→ **Kaynak Belge**
________________

Dr Süleyman (Sait Çürükkaya) 1968 ‘de Bingöl’ün Çilkanî köyünde dünyaya gelir. Çewlik (Bingöl)coğrafyasının isyankâr geleneği, kökenini kültürel değerlerinden alır. “Coğrafya Kaderdir” sözü tamda bu yörenin insanı için söylenmişti sanki. Çünkü çocukluk anıları, tarihsel yaşanmışlıkların derin izlerini taşır.
Duyduğu tüm masal kahramanlarının ayak izleri duruyordu hala, köy patikalarında. Onlara yakılan ağıtlar adeta tüm çocukların ezberinde kalan ilk melodilerdi. Kader ağları o ağıtların ezgisinde saklıydı. Adının Sait olarak verilmesi de adeta hayat yolculuğunun ilk parolası gibiydi. Yaşam Serüveni bu ismin yarım kalan amaçlarını tamamlamasının uğraşısı dışında bir şey olmayacaktı.
Şêx Saidê Kal’ın vasiyet savaşçıları ve Dağkapı da söndürülmek istenen ateşin son kıvılcımları, belki de. Vefa borcuydu, bilmeden boynunda taşıdığı künye de yazılı olan. Yiğitlere öykünmek ve günün birinde bir masal kahramanı oluvermek mesela Yado gibi nam salmak. Her gönülde taht kurmaktı gizlice.

________________

→ **Sağlanan Veriler**
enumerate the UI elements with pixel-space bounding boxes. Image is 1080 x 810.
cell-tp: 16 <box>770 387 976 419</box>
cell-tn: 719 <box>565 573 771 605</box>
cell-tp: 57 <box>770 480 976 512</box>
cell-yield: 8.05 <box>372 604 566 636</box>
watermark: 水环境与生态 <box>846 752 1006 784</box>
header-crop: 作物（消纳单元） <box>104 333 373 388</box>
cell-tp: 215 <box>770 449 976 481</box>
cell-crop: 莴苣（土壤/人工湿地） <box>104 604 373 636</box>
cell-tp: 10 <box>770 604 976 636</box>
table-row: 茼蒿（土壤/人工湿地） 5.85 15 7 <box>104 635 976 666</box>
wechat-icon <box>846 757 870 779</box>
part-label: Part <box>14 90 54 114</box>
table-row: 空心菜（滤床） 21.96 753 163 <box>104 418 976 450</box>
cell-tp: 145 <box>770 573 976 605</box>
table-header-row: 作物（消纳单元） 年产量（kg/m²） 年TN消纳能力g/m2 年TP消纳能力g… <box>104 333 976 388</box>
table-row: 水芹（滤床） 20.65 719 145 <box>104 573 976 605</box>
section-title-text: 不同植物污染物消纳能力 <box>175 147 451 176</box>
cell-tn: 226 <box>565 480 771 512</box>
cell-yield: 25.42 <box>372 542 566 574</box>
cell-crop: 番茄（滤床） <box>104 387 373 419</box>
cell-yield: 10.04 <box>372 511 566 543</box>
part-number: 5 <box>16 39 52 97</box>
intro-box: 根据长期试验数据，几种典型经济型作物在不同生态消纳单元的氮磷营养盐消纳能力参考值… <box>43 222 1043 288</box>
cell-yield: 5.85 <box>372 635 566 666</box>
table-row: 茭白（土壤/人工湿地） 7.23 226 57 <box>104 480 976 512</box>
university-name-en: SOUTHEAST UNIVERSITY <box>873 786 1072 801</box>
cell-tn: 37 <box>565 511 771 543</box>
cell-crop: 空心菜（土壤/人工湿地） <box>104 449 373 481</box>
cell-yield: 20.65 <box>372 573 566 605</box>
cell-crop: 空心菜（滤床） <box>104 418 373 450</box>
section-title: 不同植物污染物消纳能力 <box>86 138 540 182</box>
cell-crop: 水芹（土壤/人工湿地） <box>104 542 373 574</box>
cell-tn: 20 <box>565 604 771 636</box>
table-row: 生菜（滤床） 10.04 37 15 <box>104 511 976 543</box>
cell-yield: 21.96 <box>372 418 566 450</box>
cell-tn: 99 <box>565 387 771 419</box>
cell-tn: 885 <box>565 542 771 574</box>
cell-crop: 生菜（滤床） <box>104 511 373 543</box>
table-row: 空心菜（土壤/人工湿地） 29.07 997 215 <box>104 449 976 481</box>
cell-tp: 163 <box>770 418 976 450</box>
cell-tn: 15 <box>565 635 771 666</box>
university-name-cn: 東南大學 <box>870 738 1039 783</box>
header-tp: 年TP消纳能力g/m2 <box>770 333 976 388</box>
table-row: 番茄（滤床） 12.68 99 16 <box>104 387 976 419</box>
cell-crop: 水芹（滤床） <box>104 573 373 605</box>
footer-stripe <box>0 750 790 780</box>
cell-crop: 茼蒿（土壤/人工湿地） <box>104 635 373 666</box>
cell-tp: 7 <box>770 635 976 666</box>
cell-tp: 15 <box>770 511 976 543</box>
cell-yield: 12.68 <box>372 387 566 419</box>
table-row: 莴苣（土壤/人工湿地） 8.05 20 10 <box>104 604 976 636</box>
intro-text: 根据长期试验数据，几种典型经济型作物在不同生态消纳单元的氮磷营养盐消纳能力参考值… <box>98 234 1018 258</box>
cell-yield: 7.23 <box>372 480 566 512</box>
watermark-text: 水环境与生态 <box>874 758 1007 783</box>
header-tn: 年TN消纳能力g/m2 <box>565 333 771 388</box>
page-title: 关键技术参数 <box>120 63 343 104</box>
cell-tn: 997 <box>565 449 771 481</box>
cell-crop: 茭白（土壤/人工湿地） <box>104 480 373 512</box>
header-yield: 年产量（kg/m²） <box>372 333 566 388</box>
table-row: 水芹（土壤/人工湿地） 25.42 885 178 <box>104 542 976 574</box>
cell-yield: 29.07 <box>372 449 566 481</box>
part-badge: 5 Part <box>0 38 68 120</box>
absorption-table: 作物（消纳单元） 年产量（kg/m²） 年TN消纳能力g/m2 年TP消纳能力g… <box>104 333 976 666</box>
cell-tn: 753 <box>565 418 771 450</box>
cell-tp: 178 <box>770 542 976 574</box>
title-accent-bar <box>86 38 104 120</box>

________________

→ **Görevin Amacı**
Kaynak belgedeki "Duyduğu tüm masal" ifadesinden "taht kurmaktı gizlice." ifadesine kadar olan bölümü, "patikalarında" yerine "yollarında" koyarak yeniden yazın.

→ **Nihai Sonuç**
Duyduğu tüm masal kahramanlarının ayak izleri duruyordu hala, köy yollarında. Onlara yakılan ağıtlar adeta tüm çocukların ezberinde kalan ilk melodilerdi. Kader ağları o ağıtların ezgisinde saklıydı. Adının Sait olarak verilmesi de adeta hayat yolculuğunun ilk parolası gibiydi. Yaşam Serüveni bu ismin yarım kalan amaçlarını tamamlamasının uğraşısı dışında bir şey olmayacaktı.
Şêx Saidê Kal’ın vasiyet savaşçıları ve Dağkapı da söndürülmek istenen ateşin son kıvılcımları, belki de. Vefa borcuydu, bilmeden boynunda taşıdığı künye de yazılı olan. Yiğitlere öykünmek ve günün birinde bir masal kahramanı oluvermek mesela Yado gibi nam salmak. Her gönülde taht kurmaktı gizlice.